+++ THE RECORDS

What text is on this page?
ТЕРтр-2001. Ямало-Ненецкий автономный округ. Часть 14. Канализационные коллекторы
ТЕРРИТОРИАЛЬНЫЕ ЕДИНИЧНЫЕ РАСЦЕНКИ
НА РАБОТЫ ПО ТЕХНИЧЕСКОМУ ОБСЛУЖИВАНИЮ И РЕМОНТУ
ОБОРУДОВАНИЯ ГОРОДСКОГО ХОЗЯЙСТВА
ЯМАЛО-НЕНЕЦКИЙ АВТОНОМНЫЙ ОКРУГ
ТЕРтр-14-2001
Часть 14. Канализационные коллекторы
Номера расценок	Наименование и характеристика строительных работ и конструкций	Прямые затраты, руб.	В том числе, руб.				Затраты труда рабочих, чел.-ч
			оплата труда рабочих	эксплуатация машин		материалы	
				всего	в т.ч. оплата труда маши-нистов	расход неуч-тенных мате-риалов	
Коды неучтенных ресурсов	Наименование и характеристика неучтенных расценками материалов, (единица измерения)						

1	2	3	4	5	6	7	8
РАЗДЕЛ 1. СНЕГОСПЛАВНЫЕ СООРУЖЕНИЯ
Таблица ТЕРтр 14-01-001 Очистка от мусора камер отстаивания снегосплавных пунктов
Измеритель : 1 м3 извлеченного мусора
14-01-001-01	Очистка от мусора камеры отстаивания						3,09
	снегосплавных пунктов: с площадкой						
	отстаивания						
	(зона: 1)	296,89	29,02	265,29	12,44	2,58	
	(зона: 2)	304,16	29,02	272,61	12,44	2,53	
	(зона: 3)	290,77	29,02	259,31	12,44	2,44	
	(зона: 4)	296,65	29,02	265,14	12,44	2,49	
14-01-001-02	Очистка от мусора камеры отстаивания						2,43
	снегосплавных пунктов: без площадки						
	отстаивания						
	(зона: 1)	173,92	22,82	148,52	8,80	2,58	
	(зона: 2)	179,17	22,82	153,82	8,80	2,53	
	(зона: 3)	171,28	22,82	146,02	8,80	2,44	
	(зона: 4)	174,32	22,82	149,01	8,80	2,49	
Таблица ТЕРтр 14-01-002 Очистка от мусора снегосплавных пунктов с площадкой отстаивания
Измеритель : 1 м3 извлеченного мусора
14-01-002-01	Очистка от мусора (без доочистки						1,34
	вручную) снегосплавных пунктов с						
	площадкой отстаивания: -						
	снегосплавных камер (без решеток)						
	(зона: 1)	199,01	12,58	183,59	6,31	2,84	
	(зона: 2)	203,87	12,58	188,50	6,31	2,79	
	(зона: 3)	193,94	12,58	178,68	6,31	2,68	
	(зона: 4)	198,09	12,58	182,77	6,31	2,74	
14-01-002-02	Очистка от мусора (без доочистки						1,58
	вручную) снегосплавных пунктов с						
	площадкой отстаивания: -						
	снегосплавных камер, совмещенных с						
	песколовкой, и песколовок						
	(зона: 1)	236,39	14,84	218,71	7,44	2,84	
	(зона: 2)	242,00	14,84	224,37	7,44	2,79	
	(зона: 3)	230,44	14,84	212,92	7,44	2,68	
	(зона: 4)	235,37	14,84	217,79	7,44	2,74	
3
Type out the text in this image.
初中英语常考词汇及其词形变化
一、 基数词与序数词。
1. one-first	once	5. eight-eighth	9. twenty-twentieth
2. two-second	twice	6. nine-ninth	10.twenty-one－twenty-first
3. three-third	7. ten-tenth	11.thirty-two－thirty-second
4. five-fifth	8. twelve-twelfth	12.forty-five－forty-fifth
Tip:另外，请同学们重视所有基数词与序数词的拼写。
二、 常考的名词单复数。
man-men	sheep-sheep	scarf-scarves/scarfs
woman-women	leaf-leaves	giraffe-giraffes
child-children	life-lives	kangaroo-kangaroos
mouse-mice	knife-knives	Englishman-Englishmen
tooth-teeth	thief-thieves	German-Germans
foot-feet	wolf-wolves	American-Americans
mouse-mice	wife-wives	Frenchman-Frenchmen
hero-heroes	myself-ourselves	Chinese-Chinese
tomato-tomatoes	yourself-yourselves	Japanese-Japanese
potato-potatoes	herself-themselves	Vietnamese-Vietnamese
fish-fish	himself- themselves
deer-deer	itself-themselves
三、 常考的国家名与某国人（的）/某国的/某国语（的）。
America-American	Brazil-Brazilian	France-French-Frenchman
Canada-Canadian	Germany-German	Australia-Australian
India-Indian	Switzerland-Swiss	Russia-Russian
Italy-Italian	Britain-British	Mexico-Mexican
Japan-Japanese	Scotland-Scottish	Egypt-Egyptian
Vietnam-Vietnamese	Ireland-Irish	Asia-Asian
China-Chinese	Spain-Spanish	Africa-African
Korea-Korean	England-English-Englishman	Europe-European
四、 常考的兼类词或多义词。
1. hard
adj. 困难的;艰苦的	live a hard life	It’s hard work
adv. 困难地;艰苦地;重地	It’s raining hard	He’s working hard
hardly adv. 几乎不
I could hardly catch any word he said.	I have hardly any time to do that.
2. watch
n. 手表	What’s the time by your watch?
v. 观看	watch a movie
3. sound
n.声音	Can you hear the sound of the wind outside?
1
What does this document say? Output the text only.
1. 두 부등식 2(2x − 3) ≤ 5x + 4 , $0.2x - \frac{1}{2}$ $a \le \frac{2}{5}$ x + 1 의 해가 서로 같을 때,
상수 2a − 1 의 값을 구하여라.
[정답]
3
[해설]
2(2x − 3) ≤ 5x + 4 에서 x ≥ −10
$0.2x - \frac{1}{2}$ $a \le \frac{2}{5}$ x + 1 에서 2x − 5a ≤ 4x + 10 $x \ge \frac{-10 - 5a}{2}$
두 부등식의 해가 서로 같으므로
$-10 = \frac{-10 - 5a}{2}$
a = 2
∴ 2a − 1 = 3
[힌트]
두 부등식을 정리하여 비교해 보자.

++++++

* _GOAL OF THE EXERCISE_: Search the entries for the word "time", then gather every line that has it.

* _IN RESPONSE_:
I could hardly catch any word he said.	I have hardly any time to do that.
n. 手表	What’s the time by your watch?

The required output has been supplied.